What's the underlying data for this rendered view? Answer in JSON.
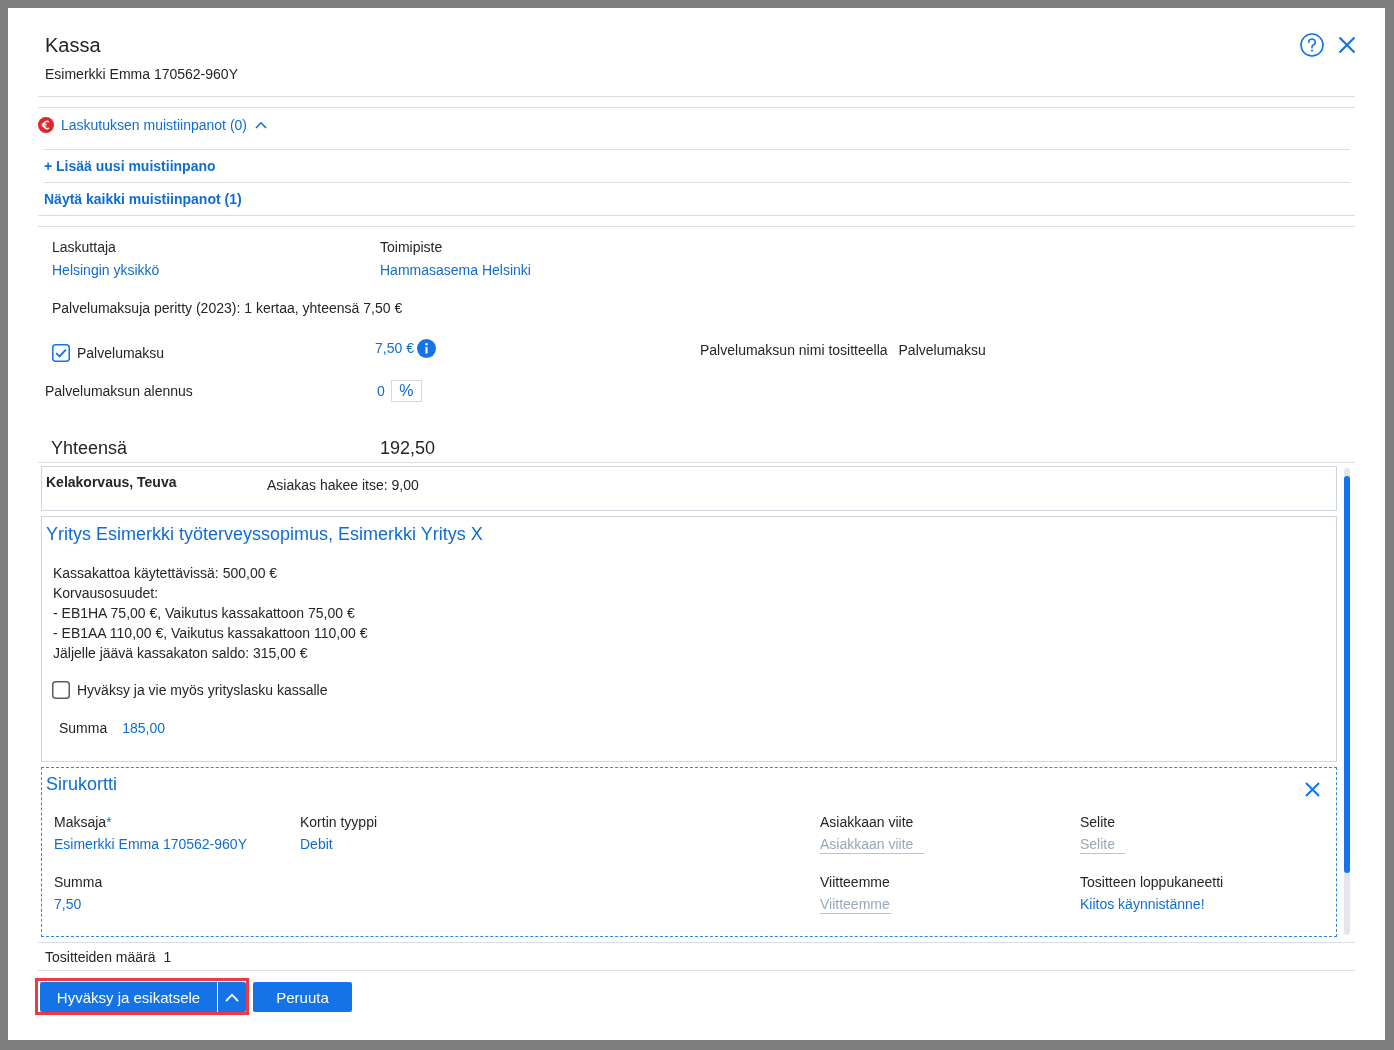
{
  "dialog": {
    "title": "Kassa",
    "subtitle": "Esimerkki Emma 170562-960Y"
  },
  "billing_notes": {
    "label": "Laskutuksen muistiinpanot (0)",
    "expanded": true,
    "actions": [
      "+ Lisää uusi muistiinpano",
      "Näytä kaikki muistiinpanot (1)"
    ]
  },
  "billing": {
    "fields": [
      {
        "label": "Laskuttaja",
        "value": "Helsingin yksikkö"
      },
      {
        "label": "Toimipiste",
        "value": "Hammasasema Helsinki"
      }
    ],
    "fees_note": "Palvelumaksuja peritty (2023): 1 kertaa, yhteensä 7,50 €",
    "service_fee": {
      "label": "Palvelumaksu",
      "checked": true,
      "amount": "7,50 €",
      "name_label": "Palvelumaksun nimi tositteella",
      "name_value": "Palvelumaksu"
    },
    "discount": {
      "label": "Palvelumaksun alennus",
      "value": "0",
      "unit": "%"
    },
    "total": {
      "label": "Yhteensä",
      "value": "192,50"
    }
  },
  "payments": [
    {
      "kind": "benefit",
      "title": "Kelakorvaus, Teuva",
      "detail": "Asiakas hakee itse: 9,00"
    },
    {
      "kind": "contract",
      "title": "Yritys Esimerkki työterveyssopimus, Esimerkki Yritys X",
      "lines": [
        "Kassakattoa käytettävissä: 500,00 €",
        "Korvausosuudet:",
        "- EB1HA 75,00 €, Vaikutus kassakattoon 75,00 €",
        "- EB1AA 110,00 €, Vaikutus kassakattoon 110,00 €",
        "Jäljelle jäävä kassakaton saldo: 315,00 €"
      ],
      "approve": {
        "label": "Hyväksy ja vie myös yrityslasku kassalle",
        "checked": false
      },
      "sum_label": "Summa",
      "sum_value": "185,00"
    },
    {
      "kind": "card",
      "title": "Sirukortti",
      "rows": [
        {
          "left": [
            {
              "label": "Maksaja",
              "required_mark": "*",
              "value": "Esimerkki Emma 170562-960Y"
            },
            {
              "label": "Kortin tyyppi",
              "value": "Debit"
            }
          ],
          "right": [
            {
              "label": "Asiakkaan viite",
              "placeholder": "Asiakkaan viite"
            },
            {
              "label": "Selite",
              "placeholder": "Selite"
            }
          ]
        },
        {
          "left": [
            {
              "label": "Summa",
              "value": "7,50"
            }
          ],
          "right": [
            {
              "label": "Viitteemme",
              "placeholder": "Viitteemme"
            },
            {
              "label": "Tositteen loppukaneetti",
              "value": "Kiitos käynnistänne!"
            }
          ]
        }
      ]
    }
  ],
  "voucher_count": {
    "label": "Tositteiden määrä",
    "value": "1"
  },
  "buttons": [
    {
      "kind": "split",
      "label": "Hyväksy ja esikatsele",
      "highlighted": true
    },
    {
      "kind": "plain",
      "label": "Peruuta",
      "highlighted": false
    }
  ]
}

● Task instructions
Write out the records above exactly as they stand, leaving out every picture.

● Exercise result
What's the underlying data for this rendered view? Answer in JSON.
{
  "dialog": {
    "title": "Kassa",
    "subtitle": "Esimerkki Emma 170562-960Y"
  },
  "billing_notes": {
    "label": "Laskutuksen muistiinpanot (0)",
    "expanded": true,
    "actions": [
      "+ Lisää uusi muistiinpano",
      "Näytä kaikki muistiinpanot (1)"
    ]
  },
  "billing": {
    "fields": [
      {
        "label": "Laskuttaja",
        "value": "Helsingin yksikkö"
      },
      {
        "label": "Toimipiste",
        "value": "Hammasasema Helsinki"
      }
    ],
    "fees_note": "Palvelumaksuja peritty (2023): 1 kertaa, yhteensä 7,50 €",
    "service_fee": {
      "label": "Palvelumaksu",
      "checked": true,
      "amount": "7,50 €",
      "name_label": "Palvelumaksun nimi tositteella",
      "name_value": "Palvelumaksu"
    },
    "discount": {
      "label": "Palvelumaksun alennus",
      "value": "0",
      "unit": "%"
    },
    "total": {
      "label": "Yhteensä",
      "value": "192,50"
    }
  },
  "payments": [
    {
      "kind": "benefit",
      "title": "Kelakorvaus, Teuva",
      "detail": "Asiakas hakee itse: 9,00"
    },
    {
      "kind": "contract",
      "title": "Yritys Esimerkki työterveyssopimus, Esimerkki Yritys X",
      "lines": [
        "Kassakattoa käytettävissä: 500,00 €",
        "Korvausosuudet:",
        "- EB1HA 75,00 €, Vaikutus kassakattoon 75,00 €",
        "- EB1AA 110,00 €, Vaikutus kassakattoon 110,00 €",
        "Jäljelle jäävä kassakaton saldo: 315,00 €"
      ],
      "approve": {
        "label": "Hyväksy ja vie myös yrityslasku kassalle",
        "checked": false
      },
      "sum_label": "Summa",
      "sum_value": "185,00"
    },
    {
      "kind": "card",
      "title": "Sirukortti",
      "rows": [
        {
          "left": [
            {
              "label": "Maksaja",
              "required_mark": "*",
              "value": "Esimerkki Emma 170562-960Y"
            },
            {
              "label": "Kortin tyyppi",
              "value": "Debit"
            }
          ],
          "right": [
            {
              "label": "Asiakkaan viite",
              "placeholder": "Asiakkaan viite"
            },
            {
              "label": "Selite",
              "placeholder": "Selite"
            }
          ]
        },
        {
          "left": [
            {
              "label": "Summa",
              "value": "7,50"
            }
          ],
          "right": [
            {
              "label": "Viitteemme",
              "placeholder": "Viitteemme"
            },
            {
              "label": "Tositteen loppukaneetti",
              "value": "Kiitos käynnistänne!"
            }
          ]
        }
      ]
    }
  ],
  "voucher_count": {
    "label": "Tositteiden määrä",
    "value": "1"
  },
  "buttons": [
    {
      "kind": "split",
      "label": "Hyväksy ja esikatsele",
      "highlighted": true
    },
    {
      "kind": "plain",
      "label": "Peruuta",
      "highlighted": false
    }
  ]
}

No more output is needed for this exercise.